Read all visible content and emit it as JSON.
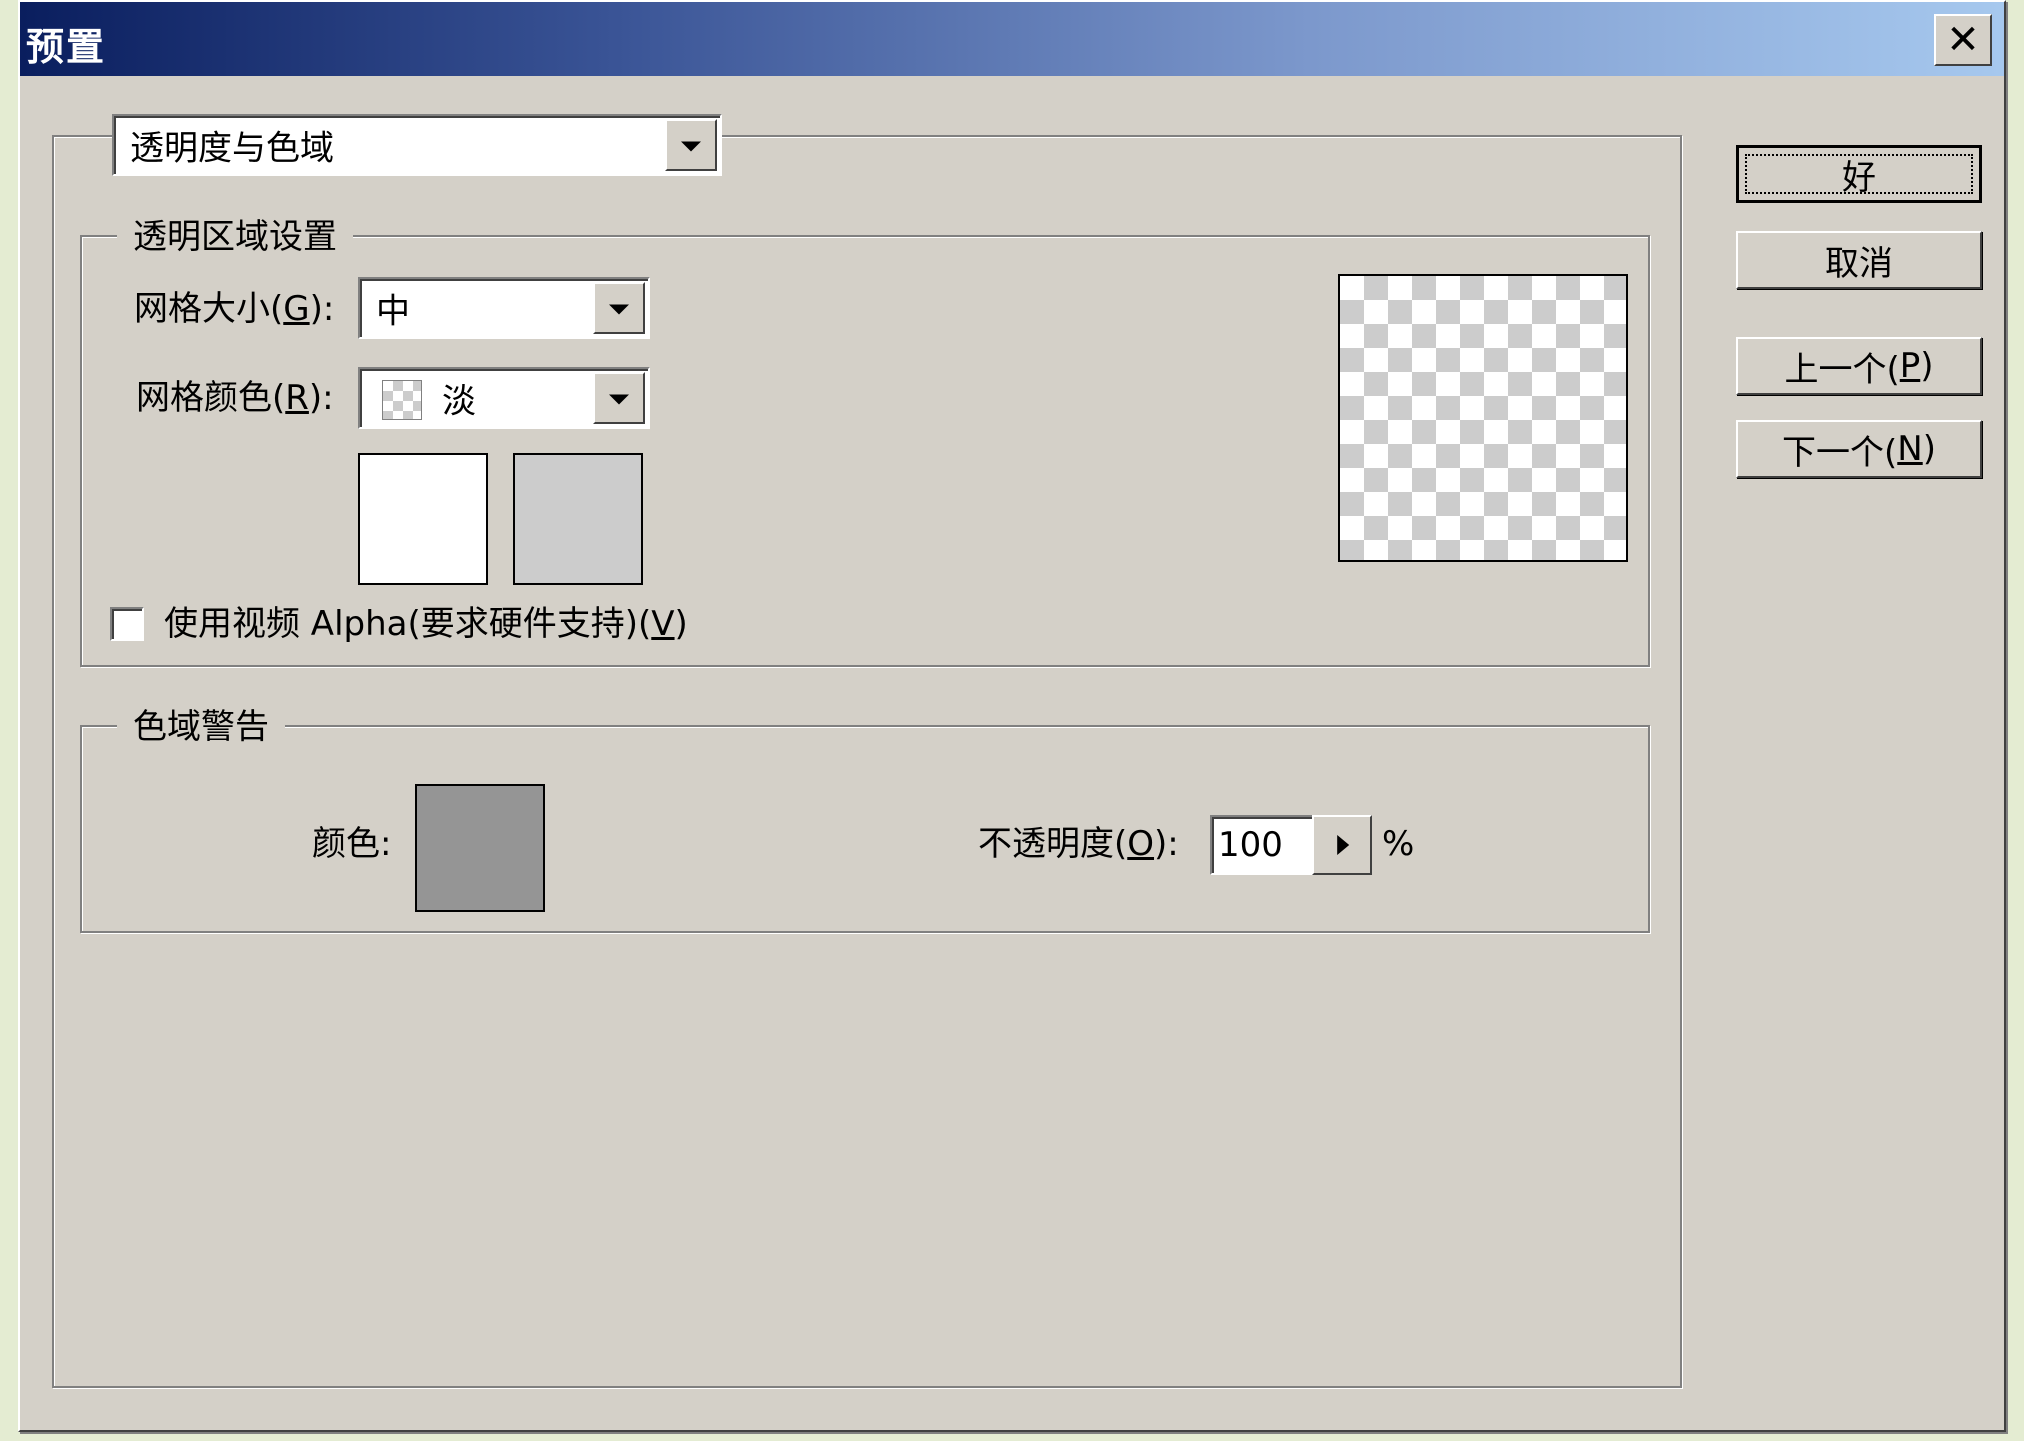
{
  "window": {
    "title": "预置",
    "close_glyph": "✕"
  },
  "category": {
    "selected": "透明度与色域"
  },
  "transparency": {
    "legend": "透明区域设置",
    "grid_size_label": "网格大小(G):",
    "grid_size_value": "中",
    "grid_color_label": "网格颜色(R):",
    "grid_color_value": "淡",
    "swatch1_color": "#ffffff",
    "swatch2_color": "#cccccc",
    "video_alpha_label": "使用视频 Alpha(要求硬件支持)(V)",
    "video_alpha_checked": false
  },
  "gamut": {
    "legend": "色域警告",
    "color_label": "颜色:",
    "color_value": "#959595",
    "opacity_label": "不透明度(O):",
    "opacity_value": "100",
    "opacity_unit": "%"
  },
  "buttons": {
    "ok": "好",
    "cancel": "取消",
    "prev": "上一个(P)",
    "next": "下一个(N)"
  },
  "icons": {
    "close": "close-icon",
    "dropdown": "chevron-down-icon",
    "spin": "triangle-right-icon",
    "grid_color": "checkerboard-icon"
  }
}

****

*PROBLEM REQUIREMENTS:*
Print every record above exactly as written, leaving out the pictures.

*CORRECT ANSWER:*
Read all visible content and emit it as JSON.
{
  "window": {
    "title": "预置",
    "close_glyph": "✕"
  },
  "category": {
    "selected": "透明度与色域"
  },
  "transparency": {
    "legend": "透明区域设置",
    "grid_size_label": "网格大小(G):",
    "grid_size_value": "中",
    "grid_color_label": "网格颜色(R):",
    "grid_color_value": "淡",
    "swatch1_color": "#ffffff",
    "swatch2_color": "#cccccc",
    "video_alpha_label": "使用视频 Alpha(要求硬件支持)(V)",
    "video_alpha_checked": false
  },
  "gamut": {
    "legend": "色域警告",
    "color_label": "颜色:",
    "color_value": "#959595",
    "opacity_label": "不透明度(O):",
    "opacity_value": "100",
    "opacity_unit": "%"
  },
  "buttons": {
    "ok": "好",
    "cancel": "取消",
    "prev": "上一个(P)",
    "next": "下一个(N)"
  },
  "icons": {
    "close": "close-icon",
    "dropdown": "chevron-down-icon",
    "spin": "triangle-right-icon",
    "grid_color": "checkerboard-icon"
  }
}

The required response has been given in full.